--- Start Records for the exercise ---

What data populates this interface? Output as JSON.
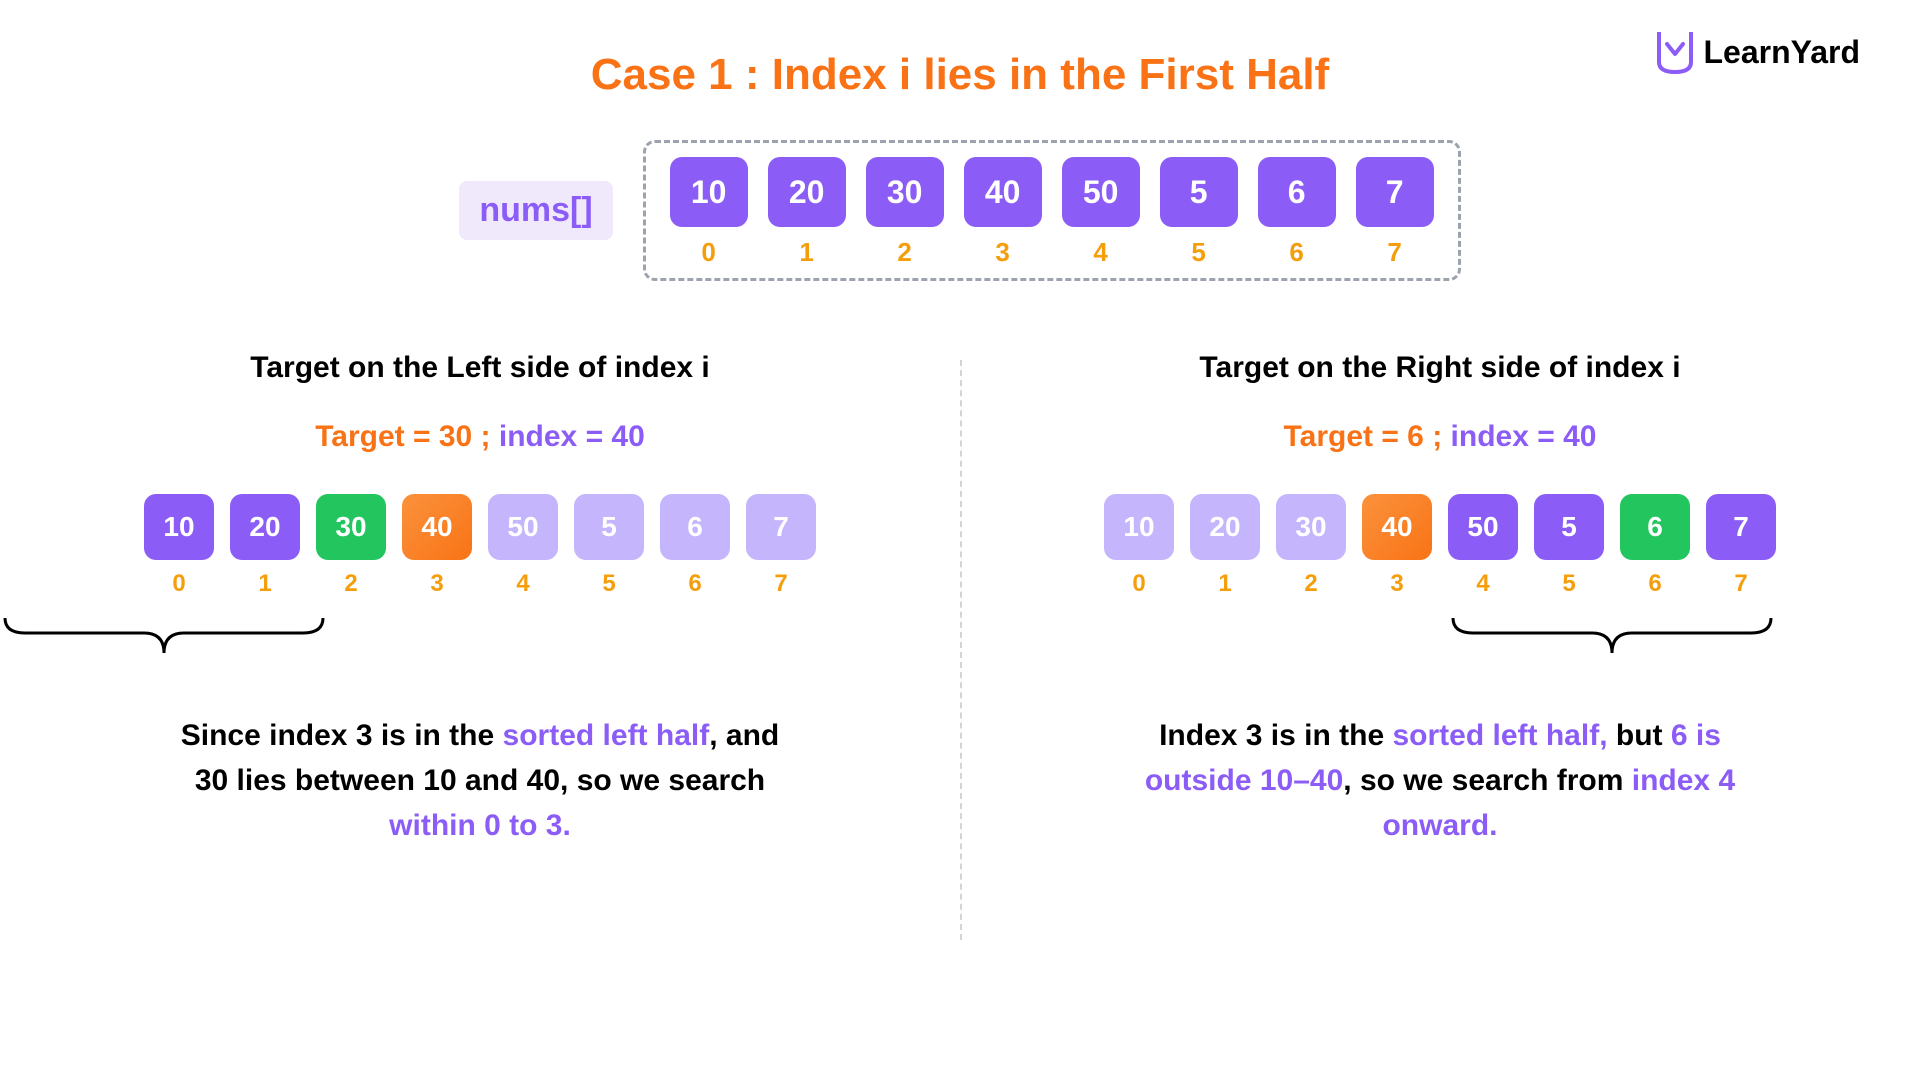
{
  "logo": {
    "text": "LearnYard",
    "icon_color": "#8b5cf6"
  },
  "title": {
    "text": "Case 1 : Index i lies in the First Half",
    "color": "#f97316"
  },
  "main_array": {
    "label": "nums[]",
    "label_bg": "#f0e9fc",
    "label_color": "#8b5cf6",
    "values": [
      "10",
      "20",
      "30",
      "40",
      "50",
      "5",
      "6",
      "7"
    ],
    "indices": [
      "0",
      "1",
      "2",
      "3",
      "4",
      "5",
      "6",
      "7"
    ],
    "cell_color": "#8b5cf6",
    "index_color": "#f59e0b",
    "border_color": "#9ca3af"
  },
  "left": {
    "subtitle": "Target on the Left side of index i",
    "target_prefix": "Target = 30 ; ",
    "target_suffix": "index = 40",
    "target_prefix_color": "#f97316",
    "target_suffix_color": "#8b5cf6",
    "cells": [
      {
        "value": "10",
        "type": "purple"
      },
      {
        "value": "20",
        "type": "purple"
      },
      {
        "value": "30",
        "type": "green"
      },
      {
        "value": "40",
        "type": "orange"
      },
      {
        "value": "50",
        "type": "light"
      },
      {
        "value": "5",
        "type": "light"
      },
      {
        "value": "6",
        "type": "light"
      },
      {
        "value": "7",
        "type": "light"
      }
    ],
    "indices": [
      "0",
      "1",
      "2",
      "3",
      "4",
      "5",
      "6",
      "7"
    ],
    "brace": {
      "start": 0,
      "end": 3
    },
    "explanation": {
      "parts": [
        {
          "text": "Since index 3 is in the ",
          "color": "black"
        },
        {
          "text": "sorted left half",
          "color": "purple"
        },
        {
          "text": ", and 30 lies between 10 and 40, so we search ",
          "color": "black"
        },
        {
          "text": "within 0 to 3.",
          "color": "purple"
        }
      ]
    }
  },
  "right": {
    "subtitle": "Target on the Right side of index i",
    "target_prefix": "Target = 6 ; ",
    "target_suffix": "index = 40",
    "target_prefix_color": "#f97316",
    "target_suffix_color": "#8b5cf6",
    "cells": [
      {
        "value": "10",
        "type": "light"
      },
      {
        "value": "20",
        "type": "light"
      },
      {
        "value": "30",
        "type": "light"
      },
      {
        "value": "40",
        "type": "orange"
      },
      {
        "value": "50",
        "type": "purple"
      },
      {
        "value": "5",
        "type": "purple"
      },
      {
        "value": "6",
        "type": "green"
      },
      {
        "value": "7",
        "type": "purple"
      }
    ],
    "indices": [
      "0",
      "1",
      "2",
      "3",
      "4",
      "5",
      "6",
      "7"
    ],
    "brace": {
      "start": 4,
      "end": 7
    },
    "explanation": {
      "parts": [
        {
          "text": "Index 3 is in the ",
          "color": "black"
        },
        {
          "text": "sorted left half,",
          "color": "purple"
        },
        {
          "text": " but ",
          "color": "black"
        },
        {
          "text": "6 is outside 10–40",
          "color": "purple"
        },
        {
          "text": ", so we search from ",
          "color": "black"
        },
        {
          "text": "index 4 onward.",
          "color": "purple"
        }
      ]
    }
  },
  "colors": {
    "purple": "#8b5cf6",
    "light_purple": "#c4b5fd",
    "green": "#22c55e",
    "orange": "#f97316",
    "black": "#000000",
    "index_orange": "#f59e0b"
  }
}
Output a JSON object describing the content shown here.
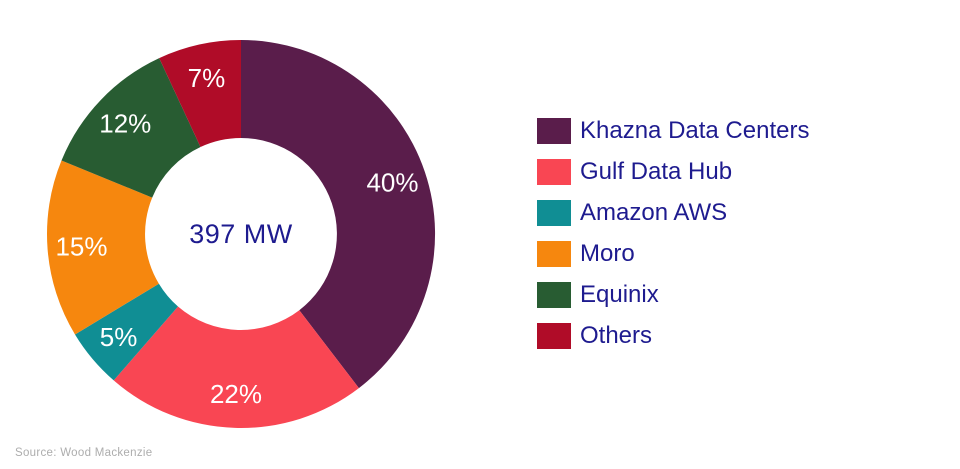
{
  "chart_data": {
    "type": "pie",
    "donut": true,
    "title": "",
    "center_label": "397 MW",
    "categories": [
      "Khazna Data Centers",
      "Gulf Data Hub",
      "Amazon AWS",
      "Moro",
      "Equinix",
      "Others"
    ],
    "values": [
      40,
      22,
      5,
      15,
      12,
      7
    ],
    "value_labels": [
      "40%",
      "22%",
      "5%",
      "15%",
      "12%",
      "7%"
    ],
    "colors": [
      "#5A1D4B",
      "#F94653",
      "#108E94",
      "#F6870E",
      "#285C32",
      "#B00C28"
    ],
    "legend_position": "right",
    "start_angle_deg": 0,
    "direction": "clockwise"
  },
  "legend": {
    "items": [
      {
        "label": "Khazna Data Centers",
        "color": "#5A1D4B"
      },
      {
        "label": "Gulf Data Hub",
        "color": "#F94653"
      },
      {
        "label": "Amazon AWS",
        "color": "#108E94"
      },
      {
        "label": "Moro",
        "color": "#F6870E"
      },
      {
        "label": "Equinix",
        "color": "#285C32"
      },
      {
        "label": "Others",
        "color": "#B00C28"
      }
    ]
  },
  "footer": {
    "source": "Source: Wood Mackenzie"
  },
  "colors": {
    "background": "#FFFFFF",
    "slice_label_text": "#FFFFFF",
    "center_text": "#1E1B8F",
    "legend_text": "#1E1B8F",
    "source_text": "#ADADAD"
  }
}
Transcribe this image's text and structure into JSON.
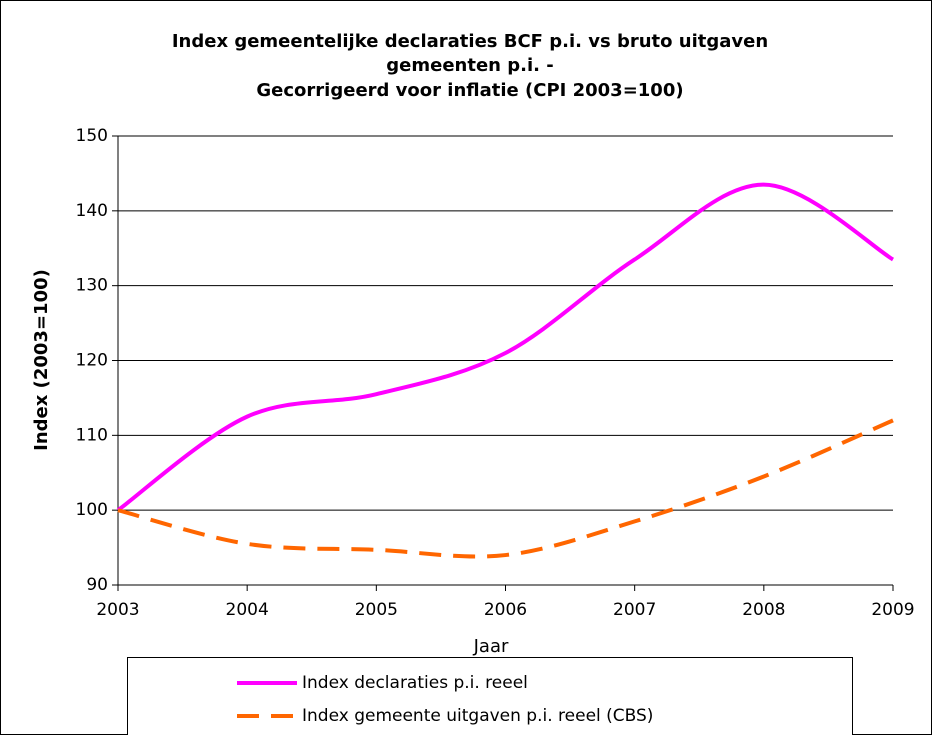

--- End Records for the exercise ---

◆ **Given task**:
Every entry should be returned exactly as written, minus the pictures.

◆ **Reply**:
What data populates this interface? Output as JSON.
{
  "logo": {
    "text": "LearnYard",
    "icon_color": "#8b5cf6"
  },
  "title": {
    "text": "Case 1 : Index i lies in the First Half",
    "color": "#f97316"
  },
  "main_array": {
    "label": "nums[]",
    "label_bg": "#f0e9fc",
    "label_color": "#8b5cf6",
    "values": [
      "10",
      "20",
      "30",
      "40",
      "50",
      "5",
      "6",
      "7"
    ],
    "indices": [
      "0",
      "1",
      "2",
      "3",
      "4",
      "5",
      "6",
      "7"
    ],
    "cell_color": "#8b5cf6",
    "index_color": "#f59e0b",
    "border_color": "#9ca3af"
  },
  "left": {
    "subtitle": "Target on the Left side of index i",
    "target_prefix": "Target = 30 ; ",
    "target_suffix": "index = 40",
    "target_prefix_color": "#f97316",
    "target_suffix_color": "#8b5cf6",
    "cells": [
      {
        "value": "10",
        "type": "purple"
      },
      {
        "value": "20",
        "type": "purple"
      },
      {
        "value": "30",
        "type": "green"
      },
      {
        "value": "40",
        "type": "orange"
      },
      {
        "value": "50",
        "type": "light"
      },
      {
        "value": "5",
        "type": "light"
      },
      {
        "value": "6",
        "type": "light"
      },
      {
        "value": "7",
        "type": "light"
      }
    ],
    "indices": [
      "0",
      "1",
      "2",
      "3",
      "4",
      "5",
      "6",
      "7"
    ],
    "brace": {
      "start": 0,
      "end": 3
    },
    "explanation": {
      "parts": [
        {
          "text": "Since index 3 is in the ",
          "color": "black"
        },
        {
          "text": "sorted left half",
          "color": "purple"
        },
        {
          "text": ", and 30 lies between 10 and 40, so we search ",
          "color": "black"
        },
        {
          "text": "within 0 to 3.",
          "color": "purple"
        }
      ]
    }
  },
  "right": {
    "subtitle": "Target on the Right side of index i",
    "target_prefix": "Target = 6 ; ",
    "target_suffix": "index = 40",
    "target_prefix_color": "#f97316",
    "target_suffix_color": "#8b5cf6",
    "cells": [
      {
        "value": "10",
        "type": "light"
      },
      {
        "value": "20",
        "type": "light"
      },
      {
        "value": "30",
        "type": "light"
      },
      {
        "value": "40",
        "type": "orange"
      },
      {
        "value": "50",
        "type": "purple"
      },
      {
        "value": "5",
        "type": "purple"
      },
      {
        "value": "6",
        "type": "green"
      },
      {
        "value": "7",
        "type": "purple"
      }
    ],
    "indices": [
      "0",
      "1",
      "2",
      "3",
      "4",
      "5",
      "6",
      "7"
    ],
    "brace": {
      "start": 4,
      "end": 7
    },
    "explanation": {
      "parts": [
        {
          "text": "Index 3 is in the ",
          "color": "black"
        },
        {
          "text": "sorted left half,",
          "color": "purple"
        },
        {
          "text": " but ",
          "color": "black"
        },
        {
          "text": "6 is outside 10–40",
          "color": "purple"
        },
        {
          "text": ", so we search from ",
          "color": "black"
        },
        {
          "text": "index 4 onward.",
          "color": "purple"
        }
      ]
    }
  },
  "colors": {
    "purple": "#8b5cf6",
    "light_purple": "#c4b5fd",
    "green": "#22c55e",
    "orange": "#f97316",
    "black": "#000000",
    "index_orange": "#f59e0b"
  }
}
Output a JSON object describing the content shown here.
{
  "chart_data": {
    "type": "pie",
    "donut": true,
    "title": "",
    "center_label": "397 MW",
    "categories": [
      "Khazna Data Centers",
      "Gulf Data Hub",
      "Amazon AWS",
      "Moro",
      "Equinix",
      "Others"
    ],
    "values": [
      40,
      22,
      5,
      15,
      12,
      7
    ],
    "value_labels": [
      "40%",
      "22%",
      "5%",
      "15%",
      "12%",
      "7%"
    ],
    "colors": [
      "#5A1D4B",
      "#F94653",
      "#108E94",
      "#F6870E",
      "#285C32",
      "#B00C28"
    ],
    "legend_position": "right",
    "start_angle_deg": 0,
    "direction": "clockwise"
  },
  "legend": {
    "items": [
      {
        "label": "Khazna Data Centers",
        "color": "#5A1D4B"
      },
      {
        "label": "Gulf Data Hub",
        "color": "#F94653"
      },
      {
        "label": "Amazon AWS",
        "color": "#108E94"
      },
      {
        "label": "Moro",
        "color": "#F6870E"
      },
      {
        "label": "Equinix",
        "color": "#285C32"
      },
      {
        "label": "Others",
        "color": "#B00C28"
      }
    ]
  },
  "footer": {
    "source": "Source: Wood Mackenzie"
  },
  "colors": {
    "background": "#FFFFFF",
    "slice_label_text": "#FFFFFF",
    "center_text": "#1E1B8F",
    "legend_text": "#1E1B8F",
    "source_text": "#ADADAD"
  }
}
Transcribe this image's text and structure into JSON.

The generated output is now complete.